• _DATA SHOWN_:
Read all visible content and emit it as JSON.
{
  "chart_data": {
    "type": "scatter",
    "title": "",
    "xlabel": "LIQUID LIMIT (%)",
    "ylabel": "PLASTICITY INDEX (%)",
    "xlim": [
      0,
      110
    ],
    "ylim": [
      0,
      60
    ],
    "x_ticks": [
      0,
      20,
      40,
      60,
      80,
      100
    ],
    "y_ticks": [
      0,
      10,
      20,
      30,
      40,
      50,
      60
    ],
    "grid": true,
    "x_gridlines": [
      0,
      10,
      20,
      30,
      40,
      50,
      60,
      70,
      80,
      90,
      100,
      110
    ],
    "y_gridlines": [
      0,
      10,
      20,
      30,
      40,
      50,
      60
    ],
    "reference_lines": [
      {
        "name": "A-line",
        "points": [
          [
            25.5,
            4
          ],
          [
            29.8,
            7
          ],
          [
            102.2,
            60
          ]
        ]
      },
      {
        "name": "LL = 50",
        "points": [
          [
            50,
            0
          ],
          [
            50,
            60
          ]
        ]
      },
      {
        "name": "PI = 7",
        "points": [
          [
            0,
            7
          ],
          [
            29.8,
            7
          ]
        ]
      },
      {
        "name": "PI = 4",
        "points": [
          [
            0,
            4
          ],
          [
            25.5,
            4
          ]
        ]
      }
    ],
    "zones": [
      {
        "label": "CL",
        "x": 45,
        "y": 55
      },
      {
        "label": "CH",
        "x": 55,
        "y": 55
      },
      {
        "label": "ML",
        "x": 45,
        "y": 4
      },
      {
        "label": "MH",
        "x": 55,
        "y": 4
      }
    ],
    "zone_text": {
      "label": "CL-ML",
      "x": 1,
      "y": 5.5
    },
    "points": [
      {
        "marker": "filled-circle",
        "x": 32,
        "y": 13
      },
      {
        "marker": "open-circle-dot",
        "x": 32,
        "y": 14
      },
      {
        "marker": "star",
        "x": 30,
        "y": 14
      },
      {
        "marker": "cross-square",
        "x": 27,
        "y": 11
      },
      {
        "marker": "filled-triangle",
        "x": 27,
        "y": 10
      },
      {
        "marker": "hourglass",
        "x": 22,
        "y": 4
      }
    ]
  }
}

• _TASK GOAL_: Copy all the entries verbatim.

• _SOLUTION_:
Read all visible content and emit it as JSON.
{
  "chart_data": {
    "type": "scatter",
    "title": "",
    "xlabel": "LIQUID LIMIT (%)",
    "ylabel": "PLASTICITY INDEX (%)",
    "xlim": [
      0,
      110
    ],
    "ylim": [
      0,
      60
    ],
    "x_ticks": [
      0,
      20,
      40,
      60,
      80,
      100
    ],
    "y_ticks": [
      0,
      10,
      20,
      30,
      40,
      50,
      60
    ],
    "grid": true,
    "x_gridlines": [
      0,
      10,
      20,
      30,
      40,
      50,
      60,
      70,
      80,
      90,
      100,
      110
    ],
    "y_gridlines": [
      0,
      10,
      20,
      30,
      40,
      50,
      60
    ],
    "reference_lines": [
      {
        "name": "A-line",
        "points": [
          [
            25.5,
            4
          ],
          [
            29.8,
            7
          ],
          [
            102.2,
            60
          ]
        ]
      },
      {
        "name": "LL = 50",
        "points": [
          [
            50,
            0
          ],
          [
            50,
            60
          ]
        ]
      },
      {
        "name": "PI = 7",
        "points": [
          [
            0,
            7
          ],
          [
            29.8,
            7
          ]
        ]
      },
      {
        "name": "PI = 4",
        "points": [
          [
            0,
            4
          ],
          [
            25.5,
            4
          ]
        ]
      }
    ],
    "zones": [
      {
        "label": "CL",
        "x": 45,
        "y": 55
      },
      {
        "label": "CH",
        "x": 55,
        "y": 55
      },
      {
        "label": "ML",
        "x": 45,
        "y": 4
      },
      {
        "label": "MH",
        "x": 55,
        "y": 4
      }
    ],
    "zone_text": {
      "label": "CL-ML",
      "x": 1,
      "y": 5.5
    },
    "points": [
      {
        "marker": "filled-circle",
        "x": 32,
        "y": 13
      },
      {
        "marker": "open-circle-dot",
        "x": 32,
        "y": 14
      },
      {
        "marker": "star",
        "x": 30,
        "y": 14
      },
      {
        "marker": "cross-square",
        "x": 27,
        "y": 11
      },
      {
        "marker": "filled-triangle",
        "x": 27,
        "y": 10
      },
      {
        "marker": "hourglass",
        "x": 22,
        "y": 4
      }
    ]
  }
}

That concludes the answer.